*Data for the task:*
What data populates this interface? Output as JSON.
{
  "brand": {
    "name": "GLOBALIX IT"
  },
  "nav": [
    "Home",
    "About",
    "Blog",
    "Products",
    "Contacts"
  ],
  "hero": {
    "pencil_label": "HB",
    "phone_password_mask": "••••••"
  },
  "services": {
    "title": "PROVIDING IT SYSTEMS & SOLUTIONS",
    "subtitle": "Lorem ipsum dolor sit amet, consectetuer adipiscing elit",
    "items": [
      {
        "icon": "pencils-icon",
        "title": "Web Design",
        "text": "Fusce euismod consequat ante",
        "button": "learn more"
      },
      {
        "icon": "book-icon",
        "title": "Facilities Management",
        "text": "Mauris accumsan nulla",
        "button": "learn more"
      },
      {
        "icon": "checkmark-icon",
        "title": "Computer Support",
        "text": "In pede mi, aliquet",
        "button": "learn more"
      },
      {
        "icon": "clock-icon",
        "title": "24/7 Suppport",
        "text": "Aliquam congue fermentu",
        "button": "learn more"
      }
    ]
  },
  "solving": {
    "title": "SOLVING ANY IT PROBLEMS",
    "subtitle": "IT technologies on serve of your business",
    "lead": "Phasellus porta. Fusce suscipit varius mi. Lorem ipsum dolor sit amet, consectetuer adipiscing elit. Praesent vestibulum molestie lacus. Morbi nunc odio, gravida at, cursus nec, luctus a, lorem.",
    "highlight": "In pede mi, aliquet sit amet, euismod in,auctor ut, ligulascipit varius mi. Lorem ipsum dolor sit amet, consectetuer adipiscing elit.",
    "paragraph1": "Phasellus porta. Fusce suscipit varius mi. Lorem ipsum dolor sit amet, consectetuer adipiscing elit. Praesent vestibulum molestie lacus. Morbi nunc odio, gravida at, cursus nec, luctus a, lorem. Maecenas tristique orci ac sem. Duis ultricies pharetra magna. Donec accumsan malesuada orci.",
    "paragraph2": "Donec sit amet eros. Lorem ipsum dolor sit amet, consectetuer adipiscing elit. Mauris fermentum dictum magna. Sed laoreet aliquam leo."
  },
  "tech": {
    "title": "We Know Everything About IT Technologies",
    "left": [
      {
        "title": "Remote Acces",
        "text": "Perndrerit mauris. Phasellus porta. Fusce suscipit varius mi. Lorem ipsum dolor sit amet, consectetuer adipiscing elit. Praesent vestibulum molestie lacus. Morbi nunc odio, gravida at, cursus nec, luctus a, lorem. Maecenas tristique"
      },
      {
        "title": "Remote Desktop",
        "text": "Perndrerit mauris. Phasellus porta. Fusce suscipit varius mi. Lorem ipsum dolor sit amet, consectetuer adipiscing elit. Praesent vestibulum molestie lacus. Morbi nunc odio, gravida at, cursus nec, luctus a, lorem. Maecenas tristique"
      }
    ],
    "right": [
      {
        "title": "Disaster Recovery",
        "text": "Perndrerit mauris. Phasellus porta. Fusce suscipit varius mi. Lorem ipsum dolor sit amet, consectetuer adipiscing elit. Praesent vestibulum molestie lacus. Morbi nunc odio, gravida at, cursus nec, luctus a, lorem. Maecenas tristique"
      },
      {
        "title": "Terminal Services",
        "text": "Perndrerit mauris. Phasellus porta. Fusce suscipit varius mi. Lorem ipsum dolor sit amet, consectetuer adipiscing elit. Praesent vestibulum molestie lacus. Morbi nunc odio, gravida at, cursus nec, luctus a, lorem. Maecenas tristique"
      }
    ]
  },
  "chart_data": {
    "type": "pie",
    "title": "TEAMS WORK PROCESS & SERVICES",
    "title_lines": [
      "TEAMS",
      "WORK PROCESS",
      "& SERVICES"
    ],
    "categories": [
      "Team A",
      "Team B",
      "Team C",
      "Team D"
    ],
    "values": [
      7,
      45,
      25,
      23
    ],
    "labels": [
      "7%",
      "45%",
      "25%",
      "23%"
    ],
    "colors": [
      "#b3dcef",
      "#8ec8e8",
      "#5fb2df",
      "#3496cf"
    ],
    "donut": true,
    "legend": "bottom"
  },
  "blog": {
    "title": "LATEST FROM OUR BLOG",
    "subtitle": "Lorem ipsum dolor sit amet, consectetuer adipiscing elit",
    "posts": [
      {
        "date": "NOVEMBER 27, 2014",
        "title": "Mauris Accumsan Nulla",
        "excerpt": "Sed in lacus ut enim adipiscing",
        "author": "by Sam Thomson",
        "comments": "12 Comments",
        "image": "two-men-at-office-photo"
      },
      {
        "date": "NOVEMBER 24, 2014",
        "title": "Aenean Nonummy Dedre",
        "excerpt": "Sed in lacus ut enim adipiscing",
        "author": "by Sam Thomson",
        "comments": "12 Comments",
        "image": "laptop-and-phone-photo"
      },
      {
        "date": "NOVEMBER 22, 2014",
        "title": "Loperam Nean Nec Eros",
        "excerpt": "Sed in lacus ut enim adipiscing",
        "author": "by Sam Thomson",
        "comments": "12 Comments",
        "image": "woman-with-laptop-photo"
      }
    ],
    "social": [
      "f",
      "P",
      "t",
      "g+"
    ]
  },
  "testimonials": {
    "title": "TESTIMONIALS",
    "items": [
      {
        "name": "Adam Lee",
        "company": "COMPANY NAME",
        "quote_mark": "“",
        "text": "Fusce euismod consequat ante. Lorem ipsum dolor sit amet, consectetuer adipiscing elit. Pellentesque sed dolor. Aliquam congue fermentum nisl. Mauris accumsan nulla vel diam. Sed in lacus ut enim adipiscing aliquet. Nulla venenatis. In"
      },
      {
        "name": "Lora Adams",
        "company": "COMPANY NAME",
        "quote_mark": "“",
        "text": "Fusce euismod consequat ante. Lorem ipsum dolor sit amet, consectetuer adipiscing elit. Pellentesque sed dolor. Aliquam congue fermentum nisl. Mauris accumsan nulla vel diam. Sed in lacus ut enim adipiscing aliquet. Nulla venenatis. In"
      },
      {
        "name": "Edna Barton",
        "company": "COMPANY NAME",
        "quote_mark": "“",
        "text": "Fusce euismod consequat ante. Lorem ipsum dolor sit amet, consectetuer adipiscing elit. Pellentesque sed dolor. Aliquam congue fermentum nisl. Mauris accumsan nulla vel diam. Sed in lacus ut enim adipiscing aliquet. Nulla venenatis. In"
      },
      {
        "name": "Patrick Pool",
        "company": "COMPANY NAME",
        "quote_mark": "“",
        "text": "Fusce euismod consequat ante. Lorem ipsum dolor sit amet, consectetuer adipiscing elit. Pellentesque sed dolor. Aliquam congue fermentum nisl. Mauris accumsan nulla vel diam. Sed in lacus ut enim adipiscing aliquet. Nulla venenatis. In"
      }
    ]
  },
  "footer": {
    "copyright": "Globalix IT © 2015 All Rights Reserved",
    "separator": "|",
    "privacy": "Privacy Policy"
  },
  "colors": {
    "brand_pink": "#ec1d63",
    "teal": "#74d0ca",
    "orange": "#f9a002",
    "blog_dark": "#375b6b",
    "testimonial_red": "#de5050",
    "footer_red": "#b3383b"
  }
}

*Exercise:*
Nothing should be left out: return all of the records exactly.

*Exercise answer:*
What data populates this interface? Output as JSON.
{
  "brand": {
    "name": "GLOBALIX IT"
  },
  "nav": [
    "Home",
    "About",
    "Blog",
    "Products",
    "Contacts"
  ],
  "hero": {
    "pencil_label": "HB",
    "phone_password_mask": "••••••"
  },
  "services": {
    "title": "PROVIDING IT SYSTEMS & SOLUTIONS",
    "subtitle": "Lorem ipsum dolor sit amet, consectetuer adipiscing elit",
    "items": [
      {
        "icon": "pencils-icon",
        "title": "Web Design",
        "text": "Fusce euismod consequat ante",
        "button": "learn more"
      },
      {
        "icon": "book-icon",
        "title": "Facilities Management",
        "text": "Mauris accumsan nulla",
        "button": "learn more"
      },
      {
        "icon": "checkmark-icon",
        "title": "Computer Support",
        "text": "In pede mi, aliquet",
        "button": "learn more"
      },
      {
        "icon": "clock-icon",
        "title": "24/7 Suppport",
        "text": "Aliquam congue fermentu",
        "button": "learn more"
      }
    ]
  },
  "solving": {
    "title": "SOLVING ANY IT PROBLEMS",
    "subtitle": "IT technologies on serve of your business",
    "lead": "Phasellus porta. Fusce suscipit varius mi. Lorem ipsum dolor sit amet, consectetuer adipiscing elit. Praesent vestibulum molestie lacus. Morbi nunc odio, gravida at, cursus nec, luctus a, lorem.",
    "highlight": "In pede mi, aliquet sit amet, euismod in,auctor ut, ligulascipit varius mi. Lorem ipsum dolor sit amet, consectetuer adipiscing elit.",
    "paragraph1": "Phasellus porta. Fusce suscipit varius mi. Lorem ipsum dolor sit amet, consectetuer adipiscing elit. Praesent vestibulum molestie lacus. Morbi nunc odio, gravida at, cursus nec, luctus a, lorem. Maecenas tristique orci ac sem. Duis ultricies pharetra magna. Donec accumsan malesuada orci.",
    "paragraph2": "Donec sit amet eros. Lorem ipsum dolor sit amet, consectetuer adipiscing elit. Mauris fermentum dictum magna. Sed laoreet aliquam leo."
  },
  "tech": {
    "title": "We Know Everything About IT Technologies",
    "left": [
      {
        "title": "Remote Acces",
        "text": "Perndrerit mauris. Phasellus porta. Fusce suscipit varius mi. Lorem ipsum dolor sit amet, consectetuer adipiscing elit. Praesent vestibulum molestie lacus. Morbi nunc odio, gravida at, cursus nec, luctus a, lorem. Maecenas tristique"
      },
      {
        "title": "Remote Desktop",
        "text": "Perndrerit mauris. Phasellus porta. Fusce suscipit varius mi. Lorem ipsum dolor sit amet, consectetuer adipiscing elit. Praesent vestibulum molestie lacus. Morbi nunc odio, gravida at, cursus nec, luctus a, lorem. Maecenas tristique"
      }
    ],
    "right": [
      {
        "title": "Disaster Recovery",
        "text": "Perndrerit mauris. Phasellus porta. Fusce suscipit varius mi. Lorem ipsum dolor sit amet, consectetuer adipiscing elit. Praesent vestibulum molestie lacus. Morbi nunc odio, gravida at, cursus nec, luctus a, lorem. Maecenas tristique"
      },
      {
        "title": "Terminal Services",
        "text": "Perndrerit mauris. Phasellus porta. Fusce suscipit varius mi. Lorem ipsum dolor sit amet, consectetuer adipiscing elit. Praesent vestibulum molestie lacus. Morbi nunc odio, gravida at, cursus nec, luctus a, lorem. Maecenas tristique"
      }
    ]
  },
  "chart_data": {
    "type": "pie",
    "title": "TEAMS WORK PROCESS & SERVICES",
    "title_lines": [
      "TEAMS",
      "WORK PROCESS",
      "& SERVICES"
    ],
    "categories": [
      "Team A",
      "Team B",
      "Team C",
      "Team D"
    ],
    "values": [
      7,
      45,
      25,
      23
    ],
    "labels": [
      "7%",
      "45%",
      "25%",
      "23%"
    ],
    "colors": [
      "#b3dcef",
      "#8ec8e8",
      "#5fb2df",
      "#3496cf"
    ],
    "donut": true,
    "legend": "bottom"
  },
  "blog": {
    "title": "LATEST FROM OUR BLOG",
    "subtitle": "Lorem ipsum dolor sit amet, consectetuer adipiscing elit",
    "posts": [
      {
        "date": "NOVEMBER 27, 2014",
        "title": "Mauris Accumsan Nulla",
        "excerpt": "Sed in lacus ut enim adipiscing",
        "author": "by Sam Thomson",
        "comments": "12 Comments",
        "image": "two-men-at-office-photo"
      },
      {
        "date": "NOVEMBER 24, 2014",
        "title": "Aenean Nonummy Dedre",
        "excerpt": "Sed in lacus ut enim adipiscing",
        "author": "by Sam Thomson",
        "comments": "12 Comments",
        "image": "laptop-and-phone-photo"
      },
      {
        "date": "NOVEMBER 22, 2014",
        "title": "Loperam Nean Nec Eros",
        "excerpt": "Sed in lacus ut enim adipiscing",
        "author": "by Sam Thomson",
        "comments": "12 Comments",
        "image": "woman-with-laptop-photo"
      }
    ],
    "social": [
      "f",
      "P",
      "t",
      "g+"
    ]
  },
  "testimonials": {
    "title": "TESTIMONIALS",
    "items": [
      {
        "name": "Adam Lee",
        "company": "COMPANY NAME",
        "quote_mark": "“",
        "text": "Fusce euismod consequat ante. Lorem ipsum dolor sit amet, consectetuer adipiscing elit. Pellentesque sed dolor. Aliquam congue fermentum nisl. Mauris accumsan nulla vel diam. Sed in lacus ut enim adipiscing aliquet. Nulla venenatis. In"
      },
      {
        "name": "Lora Adams",
        "company": "COMPANY NAME",
        "quote_mark": "“",
        "text": "Fusce euismod consequat ante. Lorem ipsum dolor sit amet, consectetuer adipiscing elit. Pellentesque sed dolor. Aliquam congue fermentum nisl. Mauris accumsan nulla vel diam. Sed in lacus ut enim adipiscing aliquet. Nulla venenatis. In"
      },
      {
        "name": "Edna Barton",
        "company": "COMPANY NAME",
        "quote_mark": "“",
        "text": "Fusce euismod consequat ante. Lorem ipsum dolor sit amet, consectetuer adipiscing elit. Pellentesque sed dolor. Aliquam congue fermentum nisl. Mauris accumsan nulla vel diam. Sed in lacus ut enim adipiscing aliquet. Nulla venenatis. In"
      },
      {
        "name": "Patrick Pool",
        "company": "COMPANY NAME",
        "quote_mark": "“",
        "text": "Fusce euismod consequat ante. Lorem ipsum dolor sit amet, consectetuer adipiscing elit. Pellentesque sed dolor. Aliquam congue fermentum nisl. Mauris accumsan nulla vel diam. Sed in lacus ut enim adipiscing aliquet. Nulla venenatis. In"
      }
    ]
  },
  "footer": {
    "copyright": "Globalix IT © 2015 All Rights Reserved",
    "separator": "|",
    "privacy": "Privacy Policy"
  },
  "colors": {
    "brand_pink": "#ec1d63",
    "teal": "#74d0ca",
    "orange": "#f9a002",
    "blog_dark": "#375b6b",
    "testimonial_red": "#de5050",
    "footer_red": "#b3383b"
  }
}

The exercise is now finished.